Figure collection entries
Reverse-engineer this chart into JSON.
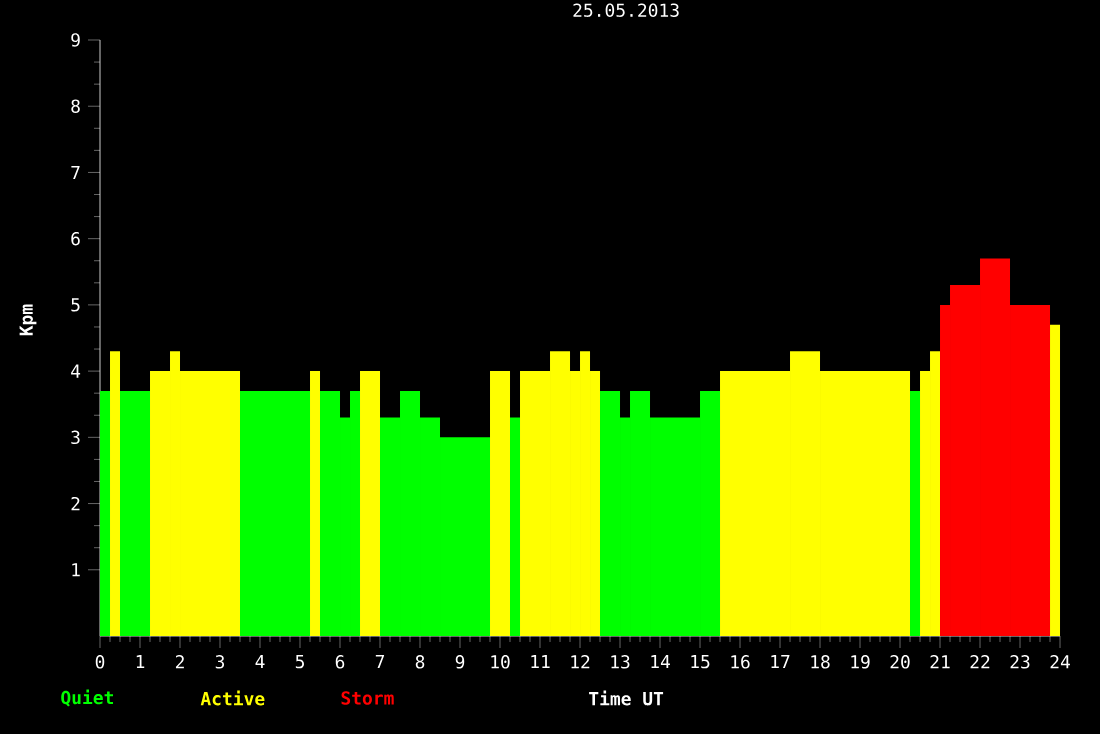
{
  "chart_data": {
    "type": "histogram",
    "title": "25.05.2013",
    "xlabel": "Time UT",
    "ylabel": "Kpm",
    "bins": [
      0,
      0.25,
      0.5,
      1.25,
      1.75,
      2,
      3.5,
      5.25,
      5.5,
      6,
      6.25,
      6.5,
      7,
      7.5,
      8,
      8.5,
      9.75,
      10.25,
      10.5,
      11.25,
      11.75,
      12,
      12.25,
      12.5,
      13,
      13.25,
      13.75,
      15,
      15.5,
      17.25,
      18,
      20.25,
      20.5,
      20.75,
      21,
      21.25,
      22,
      22.75,
      23.75,
      24
    ],
    "series": [
      {
        "name": "Quiet",
        "color": "#00ff00",
        "values": [
          3.7,
          null,
          3.7,
          null,
          null,
          null,
          3.7,
          null,
          3.7,
          3.3,
          3.7,
          null,
          3.3,
          3.7,
          3.3,
          3,
          null,
          3.3,
          null,
          null,
          null,
          null,
          null,
          3.7,
          3.3,
          3.7,
          3.3,
          3.7,
          null,
          null,
          null,
          3.7,
          null,
          null,
          null,
          null,
          null,
          null,
          null
        ]
      },
      {
        "name": "Active",
        "color": "#ffff00",
        "values": [
          null,
          4.3,
          null,
          4,
          4.3,
          4,
          null,
          4,
          null,
          null,
          null,
          4,
          null,
          null,
          null,
          null,
          4,
          null,
          4,
          4.3,
          4,
          4.3,
          4,
          null,
          null,
          null,
          null,
          null,
          4,
          4.3,
          4,
          null,
          4,
          4.3,
          null,
          null,
          null,
          null,
          4.7
        ]
      },
      {
        "name": "Storm",
        "color": "#ff0000",
        "values": [
          null,
          null,
          null,
          null,
          null,
          null,
          null,
          null,
          null,
          null,
          null,
          null,
          null,
          null,
          null,
          null,
          null,
          null,
          null,
          null,
          null,
          null,
          null,
          null,
          null,
          null,
          null,
          null,
          null,
          null,
          null,
          null,
          null,
          null,
          5,
          5.3,
          5.7,
          5,
          null
        ]
      }
    ],
    "xlim": [
      0,
      24
    ],
    "xticks": [
      0,
      1,
      2,
      3,
      4,
      5,
      6,
      7,
      8,
      9,
      10,
      11,
      12,
      13,
      14,
      15,
      16,
      17,
      18,
      19,
      20,
      21,
      22,
      23,
      24
    ],
    "ylim": [
      0,
      9
    ],
    "yticks": [
      1,
      2,
      3,
      4,
      5,
      6,
      7,
      8,
      9
    ],
    "grid": false,
    "legend": "bottom left"
  }
}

● SET EXERCISE: Each line that holds the word "color" is to be copied.

● OUTPUT FOR THIS EXERCISE:
        "color": "#00ff00",
        "color": "#ffff00",
        "color": "#ff0000",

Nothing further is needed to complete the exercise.